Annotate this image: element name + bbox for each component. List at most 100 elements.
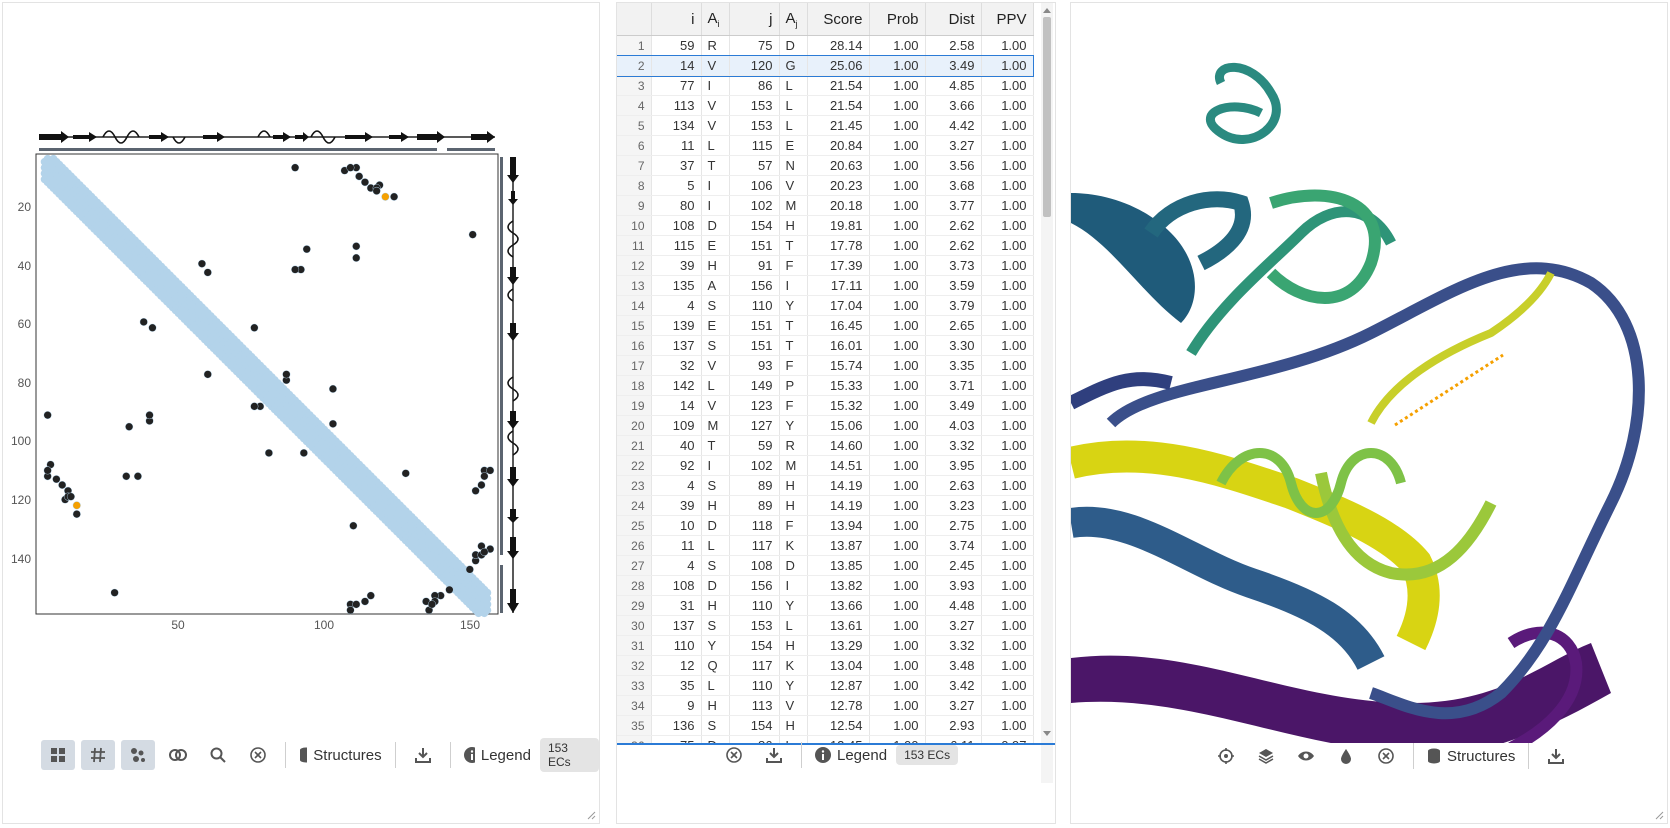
table-row[interactable]: 17 32 V 93 F 15.74 1.00 3.35 1.00 <box>617 355 1034 376</box>
ec-point <box>250 402 258 410</box>
scroll-up-icon[interactable] <box>1041 5 1053 15</box>
table-row[interactable]: 13 135 A 156 I 17.11 1.00 3.59 1.00 <box>617 275 1034 296</box>
header-score[interactable]: Score <box>807 3 870 36</box>
visibility-button[interactable] <box>1289 741 1323 771</box>
table-row[interactable]: 2 14 V 120 G 25.06 1.00 3.49 1.00 <box>617 54 1034 77</box>
cell-j: 149 <box>729 375 780 396</box>
table-row[interactable]: 4 113 V 153 L 21.54 1.00 3.66 1.00 <box>617 95 1034 116</box>
table-row[interactable]: 27 4 S 108 D 13.85 1.00 2.45 1.00 <box>617 555 1034 576</box>
ec-point <box>480 472 488 480</box>
clear-selection-button[interactable] <box>717 740 751 770</box>
download-button[interactable] <box>757 740 791 770</box>
ec-table-viewport[interactable]: i Ai j Aj Score Prob Dist PPV 1 59 R 75 D 28.… <box>617 3 1041 745</box>
cell-aj: M <box>779 195 808 216</box>
table-row[interactable]: 30 137 S 153 L 13.61 1.00 3.27 1.00 <box>617 615 1034 636</box>
table-row[interactable]: 32 12 Q 117 K 13.04 1.00 3.48 1.00 <box>617 655 1034 676</box>
table-row[interactable]: 31 110 Y 154 H 13.29 1.00 3.32 1.00 <box>617 635 1034 656</box>
table-row[interactable]: 5 134 V 153 L 21.45 1.00 4.42 1.00 <box>617 115 1034 136</box>
table-row[interactable]: 10 108 D 154 H 19.81 1.00 2.62 1.00 <box>617 215 1034 236</box>
table-row[interactable]: 29 31 H 110 Y 13.66 1.00 4.48 1.00 <box>617 595 1034 616</box>
cell-j: 86 <box>729 75 780 96</box>
table-row[interactable]: 21 40 T 59 R 14.60 1.00 3.32 1.00 <box>617 435 1034 456</box>
table-row[interactable]: 22 92 I 102 M 14.51 1.00 3.95 1.00 <box>617 455 1034 476</box>
structures-label: Structures <box>1447 747 1516 765</box>
table-row[interactable]: 16 137 S 151 T 16.01 1.00 3.30 1.00 <box>617 335 1034 356</box>
legend-button[interactable]: Legend <box>812 740 890 770</box>
table-row[interactable]: 8 5 I 106 V 20.23 1.00 3.68 1.00 <box>617 175 1034 196</box>
cell-aj: R <box>779 435 808 456</box>
legend-button[interactable]: Legend <box>461 740 534 770</box>
cell-dist: 4.03 <box>925 415 982 436</box>
cell-j: 156 <box>729 275 780 296</box>
close-circle-icon <box>726 747 742 763</box>
row-index: 25 <box>617 515 652 536</box>
cell-j: 154 <box>729 715 780 736</box>
header-prob[interactable]: Prob <box>869 3 926 36</box>
grid-view-button[interactable] <box>41 740 75 770</box>
table-row[interactable]: 1 59 R 75 D 28.14 1.00 2.58 1.00 <box>617 35 1034 56</box>
ec-point <box>44 466 52 475</box>
header-ai[interactable]: Ai <box>701 3 730 36</box>
center-view-button[interactable] <box>1209 741 1243 771</box>
scrollbar-thumb[interactable] <box>1043 17 1051 217</box>
resize-handle-icon[interactable] <box>587 811 596 820</box>
ec-point <box>361 178 369 186</box>
table-row[interactable]: 3 77 I 86 L 21.54 1.00 4.85 1.00 <box>617 75 1034 96</box>
table-row[interactable]: 34 9 H 113 V 12.78 1.00 3.27 1.00 <box>617 695 1034 716</box>
color-button[interactable] <box>1329 741 1363 771</box>
protein-structure-3d-view[interactable] <box>1071 3 1667 743</box>
zoom-button[interactable] <box>201 740 235 770</box>
cell-j: 115 <box>729 135 780 156</box>
ec-point <box>355 172 363 180</box>
clear-selection-button[interactable] <box>241 740 275 770</box>
cell-dist: 3.23 <box>925 495 982 516</box>
cell-dist: 2.93 <box>925 715 982 736</box>
contact-map[interactable]: 50 100 150 20 40 60 80 100 120 140 <box>3 123 563 653</box>
cell-dist: 3.73 <box>925 255 982 276</box>
table-row[interactable]: 35 136 S 154 H 12.54 1.00 2.93 1.00 <box>617 715 1034 736</box>
table-row[interactable]: 7 37 T 57 N 20.63 1.00 3.56 1.00 <box>617 155 1034 176</box>
cell-ppv: 1.00 <box>981 575 1034 596</box>
table-row[interactable]: 11 115 E 151 T 17.78 1.00 2.62 1.00 <box>617 235 1034 256</box>
header-j[interactable]: j <box>729 3 780 36</box>
structures-button[interactable]: Structures <box>1424 741 1518 771</box>
table-row[interactable]: 18 142 L 149 P 15.33 1.00 3.71 1.00 <box>617 375 1034 396</box>
layers-button[interactable] <box>1249 741 1283 771</box>
clear-selection-button[interactable] <box>1369 741 1403 771</box>
table-row[interactable]: 12 39 H 91 F 17.39 1.00 3.73 1.00 <box>617 255 1034 276</box>
table-row[interactable]: 19 14 V 123 F 15.32 1.00 3.49 1.00 <box>617 395 1034 416</box>
header-ppv[interactable]: PPV <box>981 3 1034 36</box>
row-index: 13 <box>617 275 652 296</box>
cell-j: 110 <box>729 295 780 316</box>
table-row[interactable]: 26 11 L 117 K 13.87 1.00 3.74 1.00 <box>617 535 1034 556</box>
cell-dist: 4.48 <box>925 595 982 616</box>
table-row[interactable]: 28 108 D 156 I 13.82 1.00 3.93 1.00 <box>617 575 1034 596</box>
ec-point <box>303 245 311 253</box>
scatter-toggle-button[interactable] <box>121 740 155 770</box>
header-i[interactable]: i <box>651 3 702 36</box>
overlay-toggle-button[interactable] <box>161 740 195 770</box>
structures-button[interactable]: Structures <box>296 740 385 770</box>
table-row[interactable]: 15 139 E 151 T 16.45 1.00 2.65 1.00 <box>617 315 1034 336</box>
table-row[interactable]: 9 80 I 102 M 20.18 1.00 3.77 1.00 <box>617 195 1034 216</box>
row-index: 5 <box>617 115 652 136</box>
row-index: 16 <box>617 335 652 356</box>
download-button[interactable] <box>1539 741 1573 771</box>
resize-handle-icon[interactable] <box>1655 811 1664 820</box>
cell-score: 15.32 <box>807 395 870 416</box>
cell-ai: D <box>701 515 730 536</box>
table-row[interactable]: 24 39 H 89 H 14.19 1.00 3.23 1.00 <box>617 495 1034 516</box>
table-scrollbar[interactable] <box>1041 3 1053 783</box>
download-button[interactable] <box>406 740 440 770</box>
hash-grid-button[interactable] <box>81 740 115 770</box>
table-row[interactable]: 25 10 D 118 F 13.94 1.00 2.75 1.00 <box>617 515 1034 536</box>
scroll-down-icon[interactable] <box>1041 729 1053 739</box>
header-aj[interactable]: Aj <box>779 3 808 36</box>
table-row[interactable]: 14 4 S 110 Y 17.04 1.00 3.79 1.00 <box>617 295 1034 316</box>
header-dist[interactable]: Dist <box>925 3 982 36</box>
table-row[interactable]: 20 109 M 127 Y 15.06 1.00 4.03 1.00 <box>617 415 1034 436</box>
table-row[interactable]: 23 4 S 89 H 14.19 1.00 2.63 1.00 <box>617 475 1034 496</box>
table-row[interactable]: 6 11 L 115 E 20.84 1.00 3.27 1.00 <box>617 135 1034 156</box>
cell-dist: 3.42 <box>925 675 982 696</box>
table-row[interactable]: 33 35 L 110 Y 12.87 1.00 3.42 1.00 <box>617 675 1034 696</box>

# Exercise aim:
Scanning the listing, tally the lines with "Legend" in them and state the number by itself.

# Written response:
2